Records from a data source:
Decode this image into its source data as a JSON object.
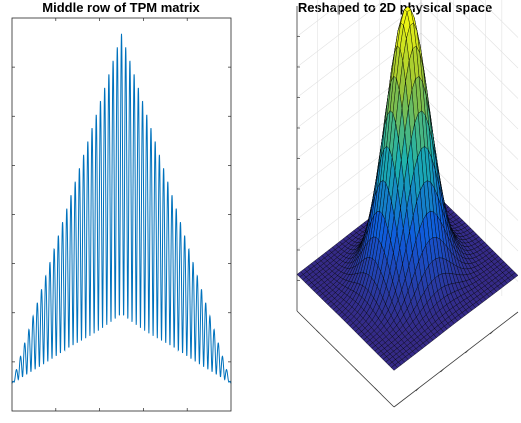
{
  "titles": {
    "left": "Middle row of TPM matrix",
    "right": "Reshaped to 2D physical space"
  },
  "chart_data": [
    {
      "type": "line",
      "title": "Middle row of TPM matrix",
      "xlabel": "",
      "ylabel": "",
      "grid": false,
      "legend": "none",
      "description_of_data": "Single oscillating series (~52 peaks). Upper envelope: triangular, rising from ~0.07 at the edges to ~0.96 at the center. Lower envelope: rises from ~0.07 at the edges to ~0.24 at the center.",
      "x_range": [
        0,
        1
      ],
      "y_range": [
        0,
        1
      ],
      "n_peaks": 52,
      "upper_envelope": {
        "x": [
          0,
          0.5,
          1
        ],
        "y": [
          0.07,
          0.96,
          0.07
        ]
      },
      "lower_envelope": {
        "x": [
          0,
          0.5,
          1
        ],
        "y": [
          0.07,
          0.24,
          0.07
        ]
      },
      "series": [
        {
          "color": "#0072bd"
        }
      ]
    },
    {
      "type": "surface",
      "title": "Reshaped to 2D physical space",
      "xlabel": "",
      "ylabel": "",
      "zlabel": "",
      "grid": true,
      "colormap": "parula",
      "grid_size": [
        36,
        36
      ],
      "peak_height": 1.0,
      "base_height": 0.12,
      "colors": {
        "low": "#352a87",
        "mid_low": "#0f5cdd",
        "mid": "#1bb1b0",
        "mid_high": "#91c13a",
        "high": "#f9fb0e"
      }
    }
  ]
}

STATED PROBLEM:
From the material above, copy everything exactly but the pictures.

OUTPUT:
Decode this image into its source data as a JSON object.
{
  "titles": {
    "left": "Middle row of TPM matrix",
    "right": "Reshaped to 2D physical space"
  },
  "chart_data": [
    {
      "type": "line",
      "title": "Middle row of TPM matrix",
      "xlabel": "",
      "ylabel": "",
      "grid": false,
      "legend": "none",
      "description_of_data": "Single oscillating series (~52 peaks). Upper envelope: triangular, rising from ~0.07 at the edges to ~0.96 at the center. Lower envelope: rises from ~0.07 at the edges to ~0.24 at the center.",
      "x_range": [
        0,
        1
      ],
      "y_range": [
        0,
        1
      ],
      "n_peaks": 52,
      "upper_envelope": {
        "x": [
          0,
          0.5,
          1
        ],
        "y": [
          0.07,
          0.96,
          0.07
        ]
      },
      "lower_envelope": {
        "x": [
          0,
          0.5,
          1
        ],
        "y": [
          0.07,
          0.24,
          0.07
        ]
      },
      "series": [
        {
          "color": "#0072bd"
        }
      ]
    },
    {
      "type": "surface",
      "title": "Reshaped to 2D physical space",
      "xlabel": "",
      "ylabel": "",
      "zlabel": "",
      "grid": true,
      "colormap": "parula",
      "grid_size": [
        36,
        36
      ],
      "peak_height": 1.0,
      "base_height": 0.12,
      "colors": {
        "low": "#352a87",
        "mid_low": "#0f5cdd",
        "mid": "#1bb1b0",
        "mid_high": "#91c13a",
        "high": "#f9fb0e"
      }
    }
  ]
}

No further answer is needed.